What needs to be done =
Write out the whole of the material exactly.

++++++++

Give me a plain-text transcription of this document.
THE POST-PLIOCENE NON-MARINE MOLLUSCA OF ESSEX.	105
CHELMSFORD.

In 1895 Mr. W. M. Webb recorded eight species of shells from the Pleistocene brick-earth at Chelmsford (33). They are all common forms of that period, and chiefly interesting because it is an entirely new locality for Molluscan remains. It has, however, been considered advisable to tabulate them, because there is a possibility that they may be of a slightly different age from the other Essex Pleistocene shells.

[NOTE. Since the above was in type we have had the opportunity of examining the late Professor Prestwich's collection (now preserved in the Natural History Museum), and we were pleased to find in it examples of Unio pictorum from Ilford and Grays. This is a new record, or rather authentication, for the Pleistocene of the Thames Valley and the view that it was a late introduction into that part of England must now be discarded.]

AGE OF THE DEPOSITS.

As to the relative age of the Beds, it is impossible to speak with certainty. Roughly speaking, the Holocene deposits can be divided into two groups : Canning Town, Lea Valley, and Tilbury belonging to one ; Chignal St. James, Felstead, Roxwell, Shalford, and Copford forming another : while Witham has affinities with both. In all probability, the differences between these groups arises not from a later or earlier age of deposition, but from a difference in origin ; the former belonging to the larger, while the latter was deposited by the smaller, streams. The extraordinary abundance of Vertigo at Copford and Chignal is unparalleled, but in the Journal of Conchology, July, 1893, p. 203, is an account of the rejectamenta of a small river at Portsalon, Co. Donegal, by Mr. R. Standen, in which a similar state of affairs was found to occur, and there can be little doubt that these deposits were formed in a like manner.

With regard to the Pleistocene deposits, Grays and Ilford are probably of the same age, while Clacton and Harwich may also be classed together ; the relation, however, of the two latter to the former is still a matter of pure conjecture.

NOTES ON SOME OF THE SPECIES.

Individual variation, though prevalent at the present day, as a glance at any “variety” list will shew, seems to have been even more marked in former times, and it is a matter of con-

++++++++

Exercise output =
Give me a plain-text transcription of this document.
THE POST-PLIOCENE NON-MARINE MOLLUSCA OF ESSEX.	105
CHELMSFORD.

In 1895 Mr. W. M. Webb recorded eight species of shells from the Pleistocene brick-earth at Chelmsford (33). They are all common forms of that period, and chiefly interesting because it is an entirely new locality for Molluscan remains. It has, however, been considered advisable to tabulate them, because there is a possibility that they may be of a slightly different age from the other Essex Pleistocene shells.

[NOTE. Since the above was in type we have had the opportunity of examining the late Professor Prestwich's collection (now preserved in the Natural History Museum), and we were pleased to find in it examples of Unio pictorum from Ilford and Grays. This is a new record, or rather authentication, for the Pleistocene of the Thames Valley and the view that it was a late introduction into that part of England must now be discarded.]

AGE OF THE DEPOSITS.

As to the relative age of the Beds, it is impossible to speak with certainty. Roughly speaking, the Holocene deposits can be divided into two groups : Canning Town, Lea Valley, and Tilbury belonging to one ; Chignal St. James, Felstead, Roxwell, Shalford, and Copford forming another : while Witham has affinities with both. In all probability, the differences between these groups arises not from a later or earlier age of deposition, but from a difference in origin ; the former belonging to the larger, while the latter was deposited by the smaller, streams. The extraordinary abundance of Vertigo at Copford and Chignal is unparalleled, but in the Journal of Conchology, July, 1893, p. 203, is an account of the rejectamenta of a small river at Portsalon, Co. Donegal, by Mr. R. Standen, in which a similar state of affairs was found to occur, and there can be little doubt that these deposits were formed in a like manner.

With regard to the Pleistocene deposits, Grays and Ilford are probably of the same age, while Clacton and Harwich may also be classed together ; the relation, however, of the two latter to the former is still a matter of pure conjecture.

NOTES ON SOME OF THE SPECIES.

Individual variation, though prevalent at the present day, as a glance at any “variety” list will shew, seems to have been even more marked in former times, and it is a matter of con-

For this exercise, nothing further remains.